__Work to do__.
Copy out the material below in full, but not its images.

__Raw data__.

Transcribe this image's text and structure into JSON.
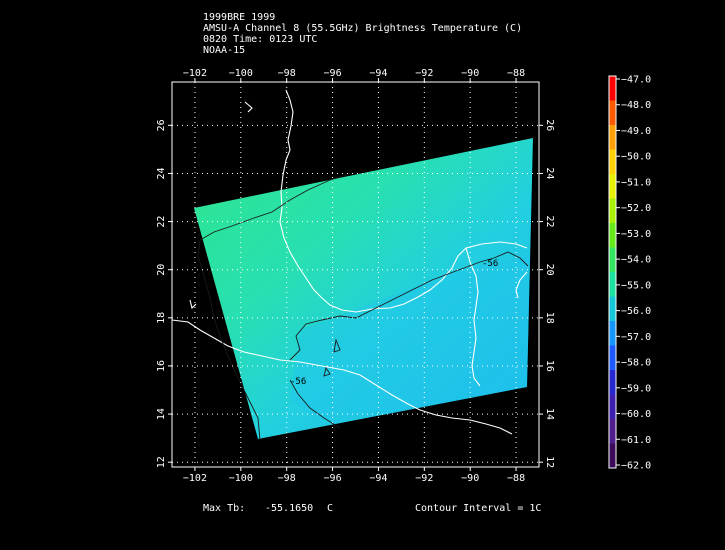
{
  "header": {
    "line1": "1999BRE 1999",
    "line2": "AMSU-A Channel 8 (55.5GHz) Brightness Temperature (C)",
    "line3": "0820 Time: 0123 UTC",
    "line4": "NOAA-15"
  },
  "map": {
    "lon_ticks": [
      "−102",
      "−100",
      "−98",
      "−96",
      "−94",
      "−92",
      "−90",
      "−88"
    ],
    "lon_values": [
      -102,
      -100,
      -98,
      -96,
      -94,
      -92,
      -90,
      -88
    ],
    "lat_ticks": [
      "12",
      "14",
      "16",
      "18",
      "20",
      "22",
      "24",
      "26"
    ],
    "lat_values": [
      12,
      14,
      16,
      18,
      20,
      22,
      24,
      26
    ],
    "lon_range": [
      -103,
      -87
    ],
    "lat_range": [
      11.8,
      27.8
    ],
    "contour_labels": [
      "-56",
      "-56"
    ],
    "grid": "dotted"
  },
  "colorbar": {
    "labels": [
      "−47.0",
      "−48.0",
      "−49.0",
      "−50.0",
      "−51.0",
      "−52.0",
      "−53.0",
      "−54.0",
      "−55.0",
      "−56.0",
      "−57.0",
      "−58.0",
      "−59.0",
      "−60.0",
      "−61.0",
      "−62.0"
    ],
    "colors": [
      "#ff0000",
      "#ff5a00",
      "#ffa000",
      "#ffd200",
      "#e6f000",
      "#a8ef00",
      "#66ea1a",
      "#33e660",
      "#1ee2a0",
      "#14c8d8",
      "#1496ff",
      "#1e5aff",
      "#2828d0",
      "#3c1eb0",
      "#501e8c",
      "#3c0a5a"
    ]
  },
  "footer": {
    "max_tb_label": "Max Tb:",
    "max_tb_value": "-55.1650",
    "max_tb_unit": "C",
    "contour_interval": "Contour Interval = 1C"
  }
}
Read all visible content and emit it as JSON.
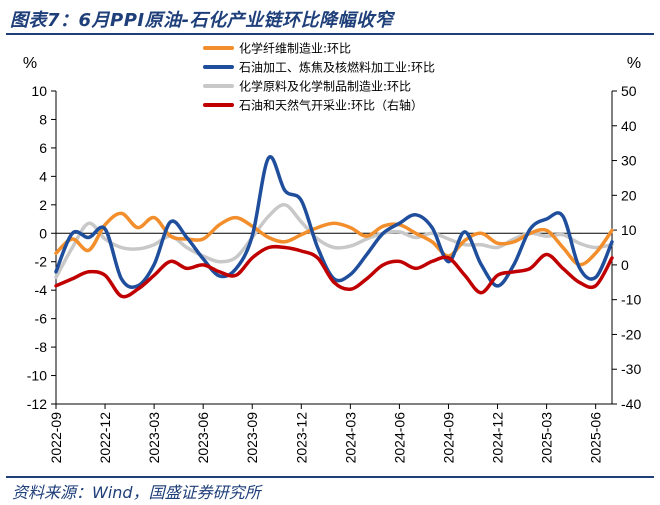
{
  "page": {
    "title": "图表7：6月PPI原油-石化产业链环比降幅收窄",
    "source": "资料来源：Wind，国盛证券研究所"
  },
  "chart_data": {
    "type": "line",
    "left_unit": "%",
    "right_unit": "%",
    "x_ticks": [
      "2022-09",
      "2022-12",
      "2023-03",
      "2023-06",
      "2023-09",
      "2023-12",
      "2024-03",
      "2024-06",
      "2024-09",
      "2024-12",
      "2025-03",
      "2025-06"
    ],
    "ylim_left": [
      -12,
      10
    ],
    "yticks_left": [
      -12,
      -10,
      -8,
      -6,
      -4,
      -2,
      0,
      2,
      4,
      6,
      8,
      10
    ],
    "ylim_right": [
      -40,
      50
    ],
    "yticks_right": [
      -40,
      -30,
      -20,
      -10,
      0,
      10,
      20,
      30,
      40,
      50
    ],
    "legend_position": "top-center",
    "series": [
      {
        "name": "化学纤维制造业:环比",
        "color": "#f28e2b",
        "axis": "left",
        "values": [
          -1.4,
          -0.4,
          -1.2,
          0.6,
          1.4,
          0.4,
          1.1,
          -0.2,
          -0.4,
          -0.4,
          0.6,
          1.1,
          0.5,
          -0.3,
          -0.6,
          -0.1,
          0.4,
          0.7,
          0.4,
          -0.2,
          0.5,
          0.6,
          0.0,
          -0.6,
          -1.6,
          -0.5,
          0.0,
          -0.7,
          -0.6,
          0.0,
          0.2,
          -1.0,
          -2.2,
          -1.4,
          0.2
        ]
      },
      {
        "name": "石油加工、炼焦及核燃料加工业:环比",
        "color": "#1f4e9c",
        "axis": "left",
        "values": [
          -2.7,
          0.0,
          -0.3,
          0.3,
          -3.2,
          -3.7,
          -2.2,
          0.8,
          -0.3,
          -1.8,
          -3.0,
          -2.5,
          -0.2,
          5.3,
          3.0,
          2.3,
          -1.0,
          -3.2,
          -2.9,
          -1.5,
          0.0,
          0.7,
          1.3,
          0.4,
          -2.0,
          0.1,
          -2.2,
          -3.7,
          -2.2,
          0.3,
          1.0,
          1.2,
          -2.4,
          -3.1,
          -0.6
        ]
      },
      {
        "name": "化学原料及化学制品制造业:环比",
        "color": "#c8c8c8",
        "axis": "left",
        "values": [
          -3.1,
          -1.0,
          0.7,
          -0.4,
          -1.0,
          -1.1,
          -0.8,
          -0.2,
          -1.0,
          -1.6,
          -2.0,
          -1.7,
          -0.3,
          1.2,
          2.0,
          0.8,
          -0.4,
          -1.0,
          -0.9,
          -0.4,
          0.0,
          0.1,
          -0.3,
          0.0,
          -0.4,
          -0.8,
          -0.8,
          -1.0,
          -0.4,
          0.0,
          -0.2,
          -0.1,
          -0.7,
          -1.0,
          -0.8
        ]
      },
      {
        "name": "石油和天然气开采业:环比（右轴）",
        "color": "#c00000",
        "axis": "right",
        "values": [
          -6,
          -4,
          -2,
          -3,
          -9,
          -7,
          -3,
          1,
          -1,
          0,
          -2,
          -3,
          2,
          5,
          5,
          4,
          2,
          -5,
          -7,
          -4,
          0,
          1,
          -1,
          1,
          2,
          -3,
          -8,
          -3,
          -2,
          -1,
          3,
          -1,
          -5,
          -6,
          2
        ]
      }
    ]
  }
}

__Answer to this task__.
Transcribe this image's text and structure into JSON.
{
  "header": {
    "line1": "1999BRE 1999",
    "line2": "AMSU-A Channel 8 (55.5GHz) Brightness Temperature (C)",
    "line3": "0820 Time: 0123 UTC",
    "line4": "NOAA-15"
  },
  "map": {
    "lon_ticks": [
      "−102",
      "−100",
      "−98",
      "−96",
      "−94",
      "−92",
      "−90",
      "−88"
    ],
    "lon_values": [
      -102,
      -100,
      -98,
      -96,
      -94,
      -92,
      -90,
      -88
    ],
    "lat_ticks": [
      "12",
      "14",
      "16",
      "18",
      "20",
      "22",
      "24",
      "26"
    ],
    "lat_values": [
      12,
      14,
      16,
      18,
      20,
      22,
      24,
      26
    ],
    "lon_range": [
      -103,
      -87
    ],
    "lat_range": [
      11.8,
      27.8
    ],
    "contour_labels": [
      "-56",
      "-56"
    ],
    "grid": "dotted"
  },
  "colorbar": {
    "labels": [
      "−47.0",
      "−48.0",
      "−49.0",
      "−50.0",
      "−51.0",
      "−52.0",
      "−53.0",
      "−54.0",
      "−55.0",
      "−56.0",
      "−57.0",
      "−58.0",
      "−59.0",
      "−60.0",
      "−61.0",
      "−62.0"
    ],
    "colors": [
      "#ff0000",
      "#ff5a00",
      "#ffa000",
      "#ffd200",
      "#e6f000",
      "#a8ef00",
      "#66ea1a",
      "#33e660",
      "#1ee2a0",
      "#14c8d8",
      "#1496ff",
      "#1e5aff",
      "#2828d0",
      "#3c1eb0",
      "#501e8c",
      "#3c0a5a"
    ]
  },
  "footer": {
    "max_tb_label": "Max Tb:",
    "max_tb_value": "-55.1650",
    "max_tb_unit": "C",
    "contour_interval": "Contour Interval = 1C"
  }
}
Read all visible content and emit it as JSON.
{
  "page": {
    "title": "图表7：6月PPI原油-石化产业链环比降幅收窄",
    "source": "资料来源：Wind，国盛证券研究所"
  },
  "chart_data": {
    "type": "line",
    "left_unit": "%",
    "right_unit": "%",
    "x_ticks": [
      "2022-09",
      "2022-12",
      "2023-03",
      "2023-06",
      "2023-09",
      "2023-12",
      "2024-03",
      "2024-06",
      "2024-09",
      "2024-12",
      "2025-03",
      "2025-06"
    ],
    "ylim_left": [
      -12,
      10
    ],
    "yticks_left": [
      -12,
      -10,
      -8,
      -6,
      -4,
      -2,
      0,
      2,
      4,
      6,
      8,
      10
    ],
    "ylim_right": [
      -40,
      50
    ],
    "yticks_right": [
      -40,
      -30,
      -20,
      -10,
      0,
      10,
      20,
      30,
      40,
      50
    ],
    "legend_position": "top-center",
    "series": [
      {
        "name": "化学纤维制造业:环比",
        "color": "#f28e2b",
        "axis": "left",
        "values": [
          -1.4,
          -0.4,
          -1.2,
          0.6,
          1.4,
          0.4,
          1.1,
          -0.2,
          -0.4,
          -0.4,
          0.6,
          1.1,
          0.5,
          -0.3,
          -0.6,
          -0.1,
          0.4,
          0.7,
          0.4,
          -0.2,
          0.5,
          0.6,
          0.0,
          -0.6,
          -1.6,
          -0.5,
          0.0,
          -0.7,
          -0.6,
          0.0,
          0.2,
          -1.0,
          -2.2,
          -1.4,
          0.2
        ]
      },
      {
        "name": "石油加工、炼焦及核燃料加工业:环比",
        "color": "#1f4e9c",
        "axis": "left",
        "values": [
          -2.7,
          0.0,
          -0.3,
          0.3,
          -3.2,
          -3.7,
          -2.2,
          0.8,
          -0.3,
          -1.8,
          -3.0,
          -2.5,
          -0.2,
          5.3,
          3.0,
          2.3,
          -1.0,
          -3.2,
          -2.9,
          -1.5,
          0.0,
          0.7,
          1.3,
          0.4,
          -2.0,
          0.1,
          -2.2,
          -3.7,
          -2.2,
          0.3,
          1.0,
          1.2,
          -2.4,
          -3.1,
          -0.6
        ]
      },
      {
        "name": "化学原料及化学制品制造业:环比",
        "color": "#c8c8c8",
        "axis": "left",
        "values": [
          -3.1,
          -1.0,
          0.7,
          -0.4,
          -1.0,
          -1.1,
          -0.8,
          -0.2,
          -1.0,
          -1.6,
          -2.0,
          -1.7,
          -0.3,
          1.2,
          2.0,
          0.8,
          -0.4,
          -1.0,
          -0.9,
          -0.4,
          0.0,
          0.1,
          -0.3,
          0.0,
          -0.4,
          -0.8,
          -0.8,
          -1.0,
          -0.4,
          0.0,
          -0.2,
          -0.1,
          -0.7,
          -1.0,
          -0.8
        ]
      },
      {
        "name": "石油和天然气开采业:环比（右轴）",
        "color": "#c00000",
        "axis": "right",
        "values": [
          -6,
          -4,
          -2,
          -3,
          -9,
          -7,
          -3,
          1,
          -1,
          0,
          -2,
          -3,
          2,
          5,
          5,
          4,
          2,
          -5,
          -7,
          -4,
          0,
          1,
          -1,
          1,
          2,
          -3,
          -8,
          -3,
          -2,
          -1,
          3,
          -1,
          -5,
          -6,
          2
        ]
      }
    ]
  }
}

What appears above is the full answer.